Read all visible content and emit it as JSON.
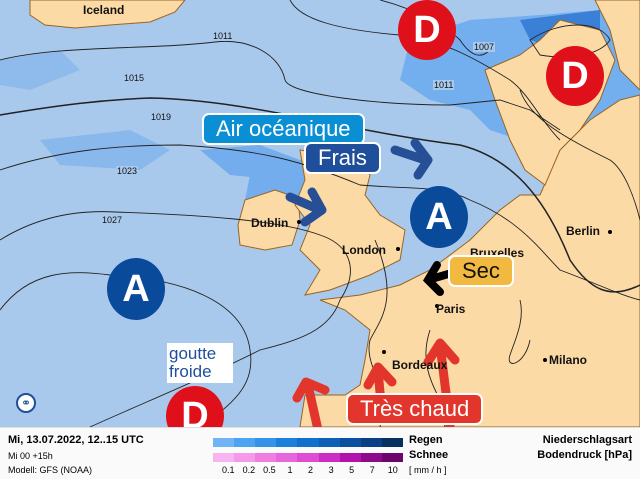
{
  "map": {
    "places": [
      "Iceland",
      "Dublin",
      "London",
      "Bruxelles",
      "Paris",
      "Berlin",
      "Bordeaux",
      "Milano"
    ],
    "isobars": [
      "1011",
      "1015",
      "1019",
      "1023",
      "1027",
      "1007",
      "1011"
    ],
    "pressure_systems": {
      "high": "A",
      "low": "D"
    },
    "annotations": {
      "oceanic_air": "Air océanique",
      "cool": "Frais",
      "dry": "Sec",
      "very_hot": "Très chaud",
      "cut_off_low": "goutte froide"
    },
    "colors": {
      "sea": "#a9c9ec",
      "land": "#fcdaa6",
      "high": "#0a4a9a",
      "low": "#e0101a",
      "oceanic": "#0a8fd4",
      "cool": "#1f4f9a",
      "dry": "#f2b941",
      "hot": "#e2352b",
      "precip": "#4d94e6"
    }
  },
  "legend": {
    "date": "Mi, 13.07.2022, 12..15 UTC",
    "run": "Mi 00 +15h",
    "model": "Modell: GFS (NOAA)",
    "rain_label": "Regen",
    "snow_label": "Schnee",
    "unit": "[ mm / h ]",
    "ticks": [
      "0.1",
      "0.2",
      "0.5",
      "1",
      "2",
      "3",
      "5",
      "7",
      "10"
    ],
    "type_label": "Niederschlagsart",
    "pressure_label": "Bodendruck [hPa]",
    "rain_colors": [
      "#6fb4f4",
      "#4ea3f0",
      "#3592e8",
      "#1d7fdc",
      "#136fcc",
      "#0e5fb6",
      "#0b4f9e",
      "#093f84",
      "#06305f"
    ],
    "snow_colors": [
      "#f8b4f0",
      "#f59ae8",
      "#f07ee2",
      "#e866dc",
      "#df4cd4",
      "#cc2cc4",
      "#b112ae",
      "#8e0a8c",
      "#6c066a"
    ]
  }
}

= = = = =

» To do:
All of the entries above should be duplicated exactly, except for the pictures.

» Task output:
Read all visible content and emit it as JSON.
{
  "map": {
    "places": [
      "Iceland",
      "Dublin",
      "London",
      "Bruxelles",
      "Paris",
      "Berlin",
      "Bordeaux",
      "Milano"
    ],
    "isobars": [
      "1011",
      "1015",
      "1019",
      "1023",
      "1027",
      "1007",
      "1011"
    ],
    "pressure_systems": {
      "high": "A",
      "low": "D"
    },
    "annotations": {
      "oceanic_air": "Air océanique",
      "cool": "Frais",
      "dry": "Sec",
      "very_hot": "Très chaud",
      "cut_off_low": "goutte froide"
    },
    "colors": {
      "sea": "#a9c9ec",
      "land": "#fcdaa6",
      "high": "#0a4a9a",
      "low": "#e0101a",
      "oceanic": "#0a8fd4",
      "cool": "#1f4f9a",
      "dry": "#f2b941",
      "hot": "#e2352b",
      "precip": "#4d94e6"
    }
  },
  "legend": {
    "date": "Mi, 13.07.2022, 12..15 UTC",
    "run": "Mi 00 +15h",
    "model": "Modell: GFS (NOAA)",
    "rain_label": "Regen",
    "snow_label": "Schnee",
    "unit": "[ mm / h ]",
    "ticks": [
      "0.1",
      "0.2",
      "0.5",
      "1",
      "2",
      "3",
      "5",
      "7",
      "10"
    ],
    "type_label": "Niederschlagsart",
    "pressure_label": "Bodendruck [hPa]",
    "rain_colors": [
      "#6fb4f4",
      "#4ea3f0",
      "#3592e8",
      "#1d7fdc",
      "#136fcc",
      "#0e5fb6",
      "#0b4f9e",
      "#093f84",
      "#06305f"
    ],
    "snow_colors": [
      "#f8b4f0",
      "#f59ae8",
      "#f07ee2",
      "#e866dc",
      "#df4cd4",
      "#cc2cc4",
      "#b112ae",
      "#8e0a8c",
      "#6c066a"
    ]
  }
}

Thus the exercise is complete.